** Begin **
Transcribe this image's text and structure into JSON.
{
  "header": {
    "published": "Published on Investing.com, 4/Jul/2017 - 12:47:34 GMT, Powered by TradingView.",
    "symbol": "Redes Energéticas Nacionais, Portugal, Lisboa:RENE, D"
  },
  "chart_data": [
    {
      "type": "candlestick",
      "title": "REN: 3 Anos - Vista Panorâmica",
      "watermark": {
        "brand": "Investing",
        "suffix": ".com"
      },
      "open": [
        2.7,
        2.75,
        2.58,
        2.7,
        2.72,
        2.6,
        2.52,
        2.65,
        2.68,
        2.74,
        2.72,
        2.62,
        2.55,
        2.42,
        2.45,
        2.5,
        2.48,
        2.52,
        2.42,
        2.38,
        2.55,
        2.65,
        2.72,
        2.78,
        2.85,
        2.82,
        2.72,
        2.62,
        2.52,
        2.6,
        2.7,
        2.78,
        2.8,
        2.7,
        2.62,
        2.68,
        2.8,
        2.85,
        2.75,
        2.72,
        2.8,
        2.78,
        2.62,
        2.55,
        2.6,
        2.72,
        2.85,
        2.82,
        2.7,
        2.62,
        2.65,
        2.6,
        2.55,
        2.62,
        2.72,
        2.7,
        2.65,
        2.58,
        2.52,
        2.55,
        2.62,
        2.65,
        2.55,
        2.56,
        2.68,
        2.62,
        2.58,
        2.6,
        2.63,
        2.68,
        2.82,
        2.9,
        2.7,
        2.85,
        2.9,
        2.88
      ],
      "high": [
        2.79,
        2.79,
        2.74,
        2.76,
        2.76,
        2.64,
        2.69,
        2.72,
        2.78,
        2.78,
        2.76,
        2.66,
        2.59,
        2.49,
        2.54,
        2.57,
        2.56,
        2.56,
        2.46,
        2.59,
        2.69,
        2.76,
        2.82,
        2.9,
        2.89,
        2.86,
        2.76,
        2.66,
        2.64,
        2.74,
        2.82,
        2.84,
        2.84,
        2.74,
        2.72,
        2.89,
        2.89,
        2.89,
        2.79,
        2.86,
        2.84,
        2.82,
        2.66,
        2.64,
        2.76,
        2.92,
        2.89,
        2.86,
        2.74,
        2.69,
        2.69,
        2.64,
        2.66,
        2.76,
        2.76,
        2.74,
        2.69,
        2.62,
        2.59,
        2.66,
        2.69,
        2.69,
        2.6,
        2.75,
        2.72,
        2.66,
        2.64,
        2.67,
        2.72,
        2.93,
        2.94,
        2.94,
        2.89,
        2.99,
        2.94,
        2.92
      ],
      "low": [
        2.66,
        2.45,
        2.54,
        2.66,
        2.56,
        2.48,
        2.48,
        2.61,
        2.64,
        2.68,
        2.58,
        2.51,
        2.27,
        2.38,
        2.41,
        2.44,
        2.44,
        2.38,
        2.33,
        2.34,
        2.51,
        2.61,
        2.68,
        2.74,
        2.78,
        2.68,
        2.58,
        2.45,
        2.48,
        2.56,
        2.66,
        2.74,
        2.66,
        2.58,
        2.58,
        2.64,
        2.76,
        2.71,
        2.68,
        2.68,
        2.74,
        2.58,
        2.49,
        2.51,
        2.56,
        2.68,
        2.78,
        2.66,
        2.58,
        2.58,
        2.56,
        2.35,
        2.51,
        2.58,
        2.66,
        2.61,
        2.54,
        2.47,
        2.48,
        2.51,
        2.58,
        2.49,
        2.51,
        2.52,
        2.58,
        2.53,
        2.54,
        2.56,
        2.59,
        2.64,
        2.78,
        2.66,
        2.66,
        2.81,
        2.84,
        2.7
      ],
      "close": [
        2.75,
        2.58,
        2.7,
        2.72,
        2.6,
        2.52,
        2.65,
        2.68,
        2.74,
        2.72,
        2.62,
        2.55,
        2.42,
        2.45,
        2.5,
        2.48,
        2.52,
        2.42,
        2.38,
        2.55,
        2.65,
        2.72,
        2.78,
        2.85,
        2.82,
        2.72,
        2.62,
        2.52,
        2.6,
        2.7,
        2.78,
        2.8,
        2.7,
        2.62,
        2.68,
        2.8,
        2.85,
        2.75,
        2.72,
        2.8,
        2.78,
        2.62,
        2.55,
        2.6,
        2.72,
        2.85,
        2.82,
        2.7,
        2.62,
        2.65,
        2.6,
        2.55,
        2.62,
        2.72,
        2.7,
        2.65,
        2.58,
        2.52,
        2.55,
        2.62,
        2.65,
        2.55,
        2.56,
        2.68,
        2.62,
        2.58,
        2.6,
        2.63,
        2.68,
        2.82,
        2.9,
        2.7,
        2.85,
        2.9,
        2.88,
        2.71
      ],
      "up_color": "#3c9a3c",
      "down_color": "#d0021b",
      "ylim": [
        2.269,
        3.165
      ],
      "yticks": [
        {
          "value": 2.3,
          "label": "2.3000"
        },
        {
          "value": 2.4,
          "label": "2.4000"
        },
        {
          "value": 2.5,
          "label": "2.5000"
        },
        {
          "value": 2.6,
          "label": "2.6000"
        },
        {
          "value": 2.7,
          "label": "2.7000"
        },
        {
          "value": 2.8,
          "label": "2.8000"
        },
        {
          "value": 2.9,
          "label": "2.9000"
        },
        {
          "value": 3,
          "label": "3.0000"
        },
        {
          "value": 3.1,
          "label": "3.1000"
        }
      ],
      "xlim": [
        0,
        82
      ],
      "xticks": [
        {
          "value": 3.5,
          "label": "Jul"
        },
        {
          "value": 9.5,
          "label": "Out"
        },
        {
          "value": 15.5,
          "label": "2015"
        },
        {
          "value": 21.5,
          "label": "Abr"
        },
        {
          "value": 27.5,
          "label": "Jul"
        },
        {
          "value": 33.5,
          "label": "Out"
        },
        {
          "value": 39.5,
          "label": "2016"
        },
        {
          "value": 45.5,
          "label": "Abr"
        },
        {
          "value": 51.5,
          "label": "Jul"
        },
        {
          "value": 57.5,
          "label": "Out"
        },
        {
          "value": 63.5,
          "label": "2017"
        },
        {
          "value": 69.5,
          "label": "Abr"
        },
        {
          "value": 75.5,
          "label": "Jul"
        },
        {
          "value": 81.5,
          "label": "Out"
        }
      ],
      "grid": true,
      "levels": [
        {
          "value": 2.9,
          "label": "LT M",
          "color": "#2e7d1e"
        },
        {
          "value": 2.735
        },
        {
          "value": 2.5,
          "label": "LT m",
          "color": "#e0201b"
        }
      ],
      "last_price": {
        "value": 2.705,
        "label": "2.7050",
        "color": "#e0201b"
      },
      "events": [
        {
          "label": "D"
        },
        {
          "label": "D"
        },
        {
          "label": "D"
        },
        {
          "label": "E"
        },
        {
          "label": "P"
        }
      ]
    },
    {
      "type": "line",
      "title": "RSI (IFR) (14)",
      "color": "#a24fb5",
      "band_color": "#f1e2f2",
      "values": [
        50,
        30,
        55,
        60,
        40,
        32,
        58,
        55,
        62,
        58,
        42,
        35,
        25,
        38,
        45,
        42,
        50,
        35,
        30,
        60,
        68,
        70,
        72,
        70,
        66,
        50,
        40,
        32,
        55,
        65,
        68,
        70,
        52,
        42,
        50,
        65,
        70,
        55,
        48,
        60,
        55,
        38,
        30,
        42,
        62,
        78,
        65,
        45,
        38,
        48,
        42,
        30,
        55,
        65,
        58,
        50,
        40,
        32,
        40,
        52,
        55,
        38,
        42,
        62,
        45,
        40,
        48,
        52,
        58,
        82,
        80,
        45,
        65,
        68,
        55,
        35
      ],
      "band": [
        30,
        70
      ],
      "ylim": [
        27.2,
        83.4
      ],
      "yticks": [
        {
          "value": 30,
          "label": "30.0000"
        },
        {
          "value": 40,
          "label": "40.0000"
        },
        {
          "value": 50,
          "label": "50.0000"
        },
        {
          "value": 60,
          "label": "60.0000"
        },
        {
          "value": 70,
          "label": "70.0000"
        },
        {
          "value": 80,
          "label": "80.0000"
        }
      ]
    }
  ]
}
** End **
## Instruction
In the records above, locate each line with the word "title". Copy all such lines.

## Task output
      "title": "REN: 3 Anos - Vista Panorâmica",
      "title": "RSI (IFR) (14)",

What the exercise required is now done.